### Data shown

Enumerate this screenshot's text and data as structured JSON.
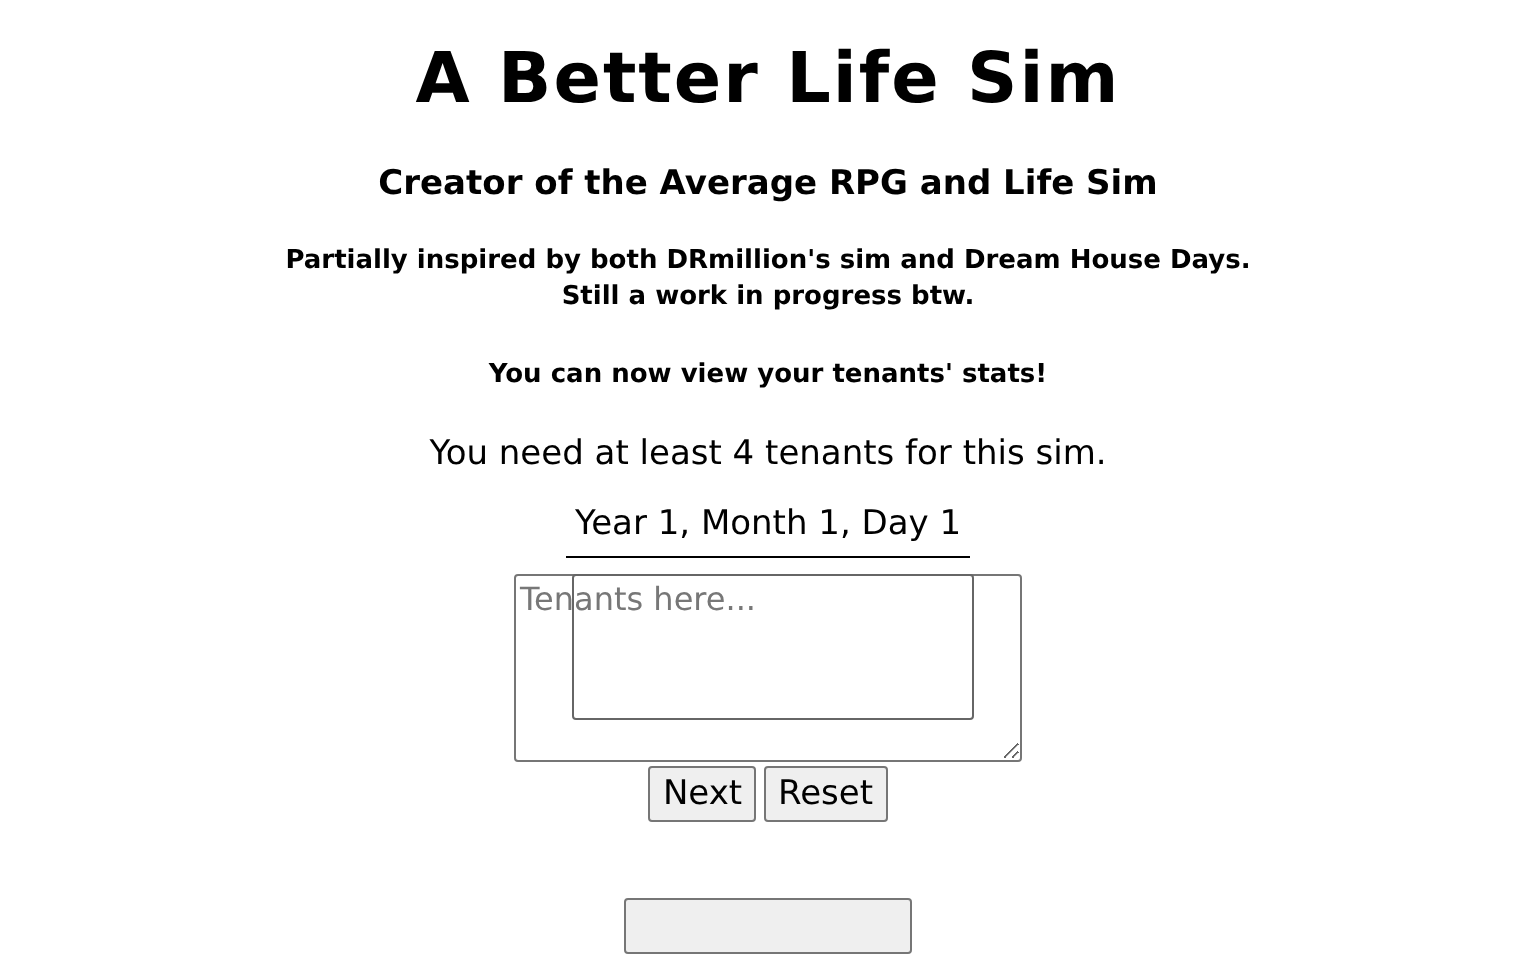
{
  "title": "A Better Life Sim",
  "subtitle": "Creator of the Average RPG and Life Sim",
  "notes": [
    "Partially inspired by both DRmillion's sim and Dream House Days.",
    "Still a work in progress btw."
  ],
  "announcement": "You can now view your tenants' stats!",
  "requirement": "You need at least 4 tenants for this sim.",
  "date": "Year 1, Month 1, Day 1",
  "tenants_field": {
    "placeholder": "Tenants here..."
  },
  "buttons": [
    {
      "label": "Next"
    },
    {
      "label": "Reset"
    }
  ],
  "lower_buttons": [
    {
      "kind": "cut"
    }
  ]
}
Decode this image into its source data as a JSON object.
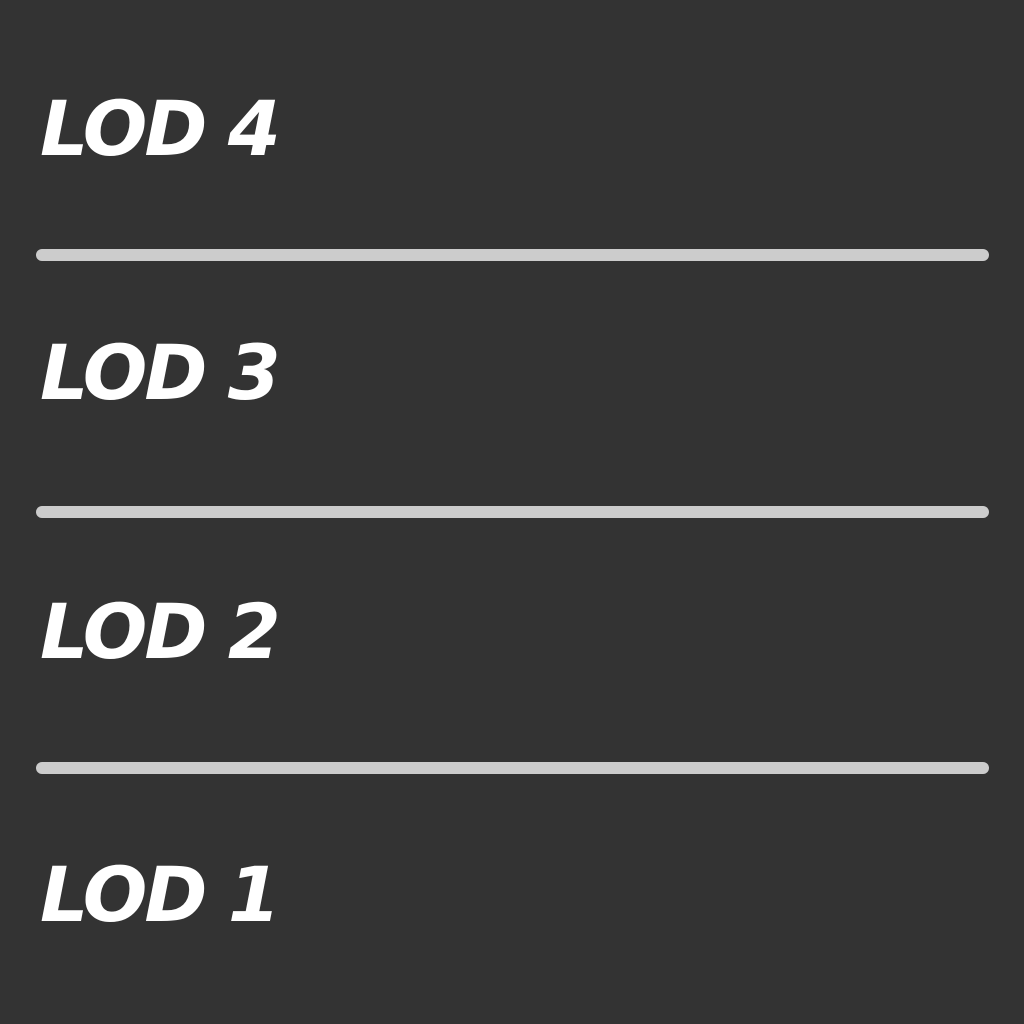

######
### Data shown

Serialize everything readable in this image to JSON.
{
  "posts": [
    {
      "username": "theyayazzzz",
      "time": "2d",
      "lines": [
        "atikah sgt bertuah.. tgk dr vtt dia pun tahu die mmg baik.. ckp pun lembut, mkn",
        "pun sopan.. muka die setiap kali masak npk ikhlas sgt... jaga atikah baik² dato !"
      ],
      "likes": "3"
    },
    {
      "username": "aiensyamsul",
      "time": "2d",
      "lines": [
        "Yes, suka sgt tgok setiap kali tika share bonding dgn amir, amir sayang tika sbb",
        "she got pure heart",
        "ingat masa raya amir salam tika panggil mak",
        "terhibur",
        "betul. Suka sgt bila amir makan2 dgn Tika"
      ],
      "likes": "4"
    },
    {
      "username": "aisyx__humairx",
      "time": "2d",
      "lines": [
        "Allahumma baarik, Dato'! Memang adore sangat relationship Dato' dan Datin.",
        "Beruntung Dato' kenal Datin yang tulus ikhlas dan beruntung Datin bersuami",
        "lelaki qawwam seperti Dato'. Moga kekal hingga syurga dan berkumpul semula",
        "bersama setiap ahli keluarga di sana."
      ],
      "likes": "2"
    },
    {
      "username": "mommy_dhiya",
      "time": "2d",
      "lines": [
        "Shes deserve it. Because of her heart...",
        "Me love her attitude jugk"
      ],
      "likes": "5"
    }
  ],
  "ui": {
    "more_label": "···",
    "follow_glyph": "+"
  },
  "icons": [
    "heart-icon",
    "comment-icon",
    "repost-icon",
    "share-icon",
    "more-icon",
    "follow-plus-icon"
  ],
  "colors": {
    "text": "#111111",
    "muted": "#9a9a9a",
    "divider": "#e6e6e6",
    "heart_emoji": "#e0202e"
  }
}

######

Instruction = In the listing above, find the line with "Enumerate this screenshot's" and the line with "Decode this image". Set down both and every line between them, minus the pictures.

Exercise output =
Enumerate this screenshot's text and data as structured JSON.
{
  "title": "A Better Life Sim",
  "subtitle": "Creator of the Average RPG and Life Sim",
  "notes": [
    "Partially inspired by both DRmillion's sim and Dream House Days.",
    "Still a work in progress btw."
  ],
  "announcement": "You can now view your tenants' stats!",
  "requirement": "You need at least 4 tenants for this sim.",
  "date": "Year 1, Month 1, Day 1",
  "tenants_field": {
    "placeholder": "Tenants here..."
  },
  "buttons": [
    {
      "label": "Next"
    },
    {
      "label": "Reset"
    }
  ],
  "lower_buttons": [
    {
      "kind": "cut"
    }
  ]
}
Decode this image into its source data as a JSON object.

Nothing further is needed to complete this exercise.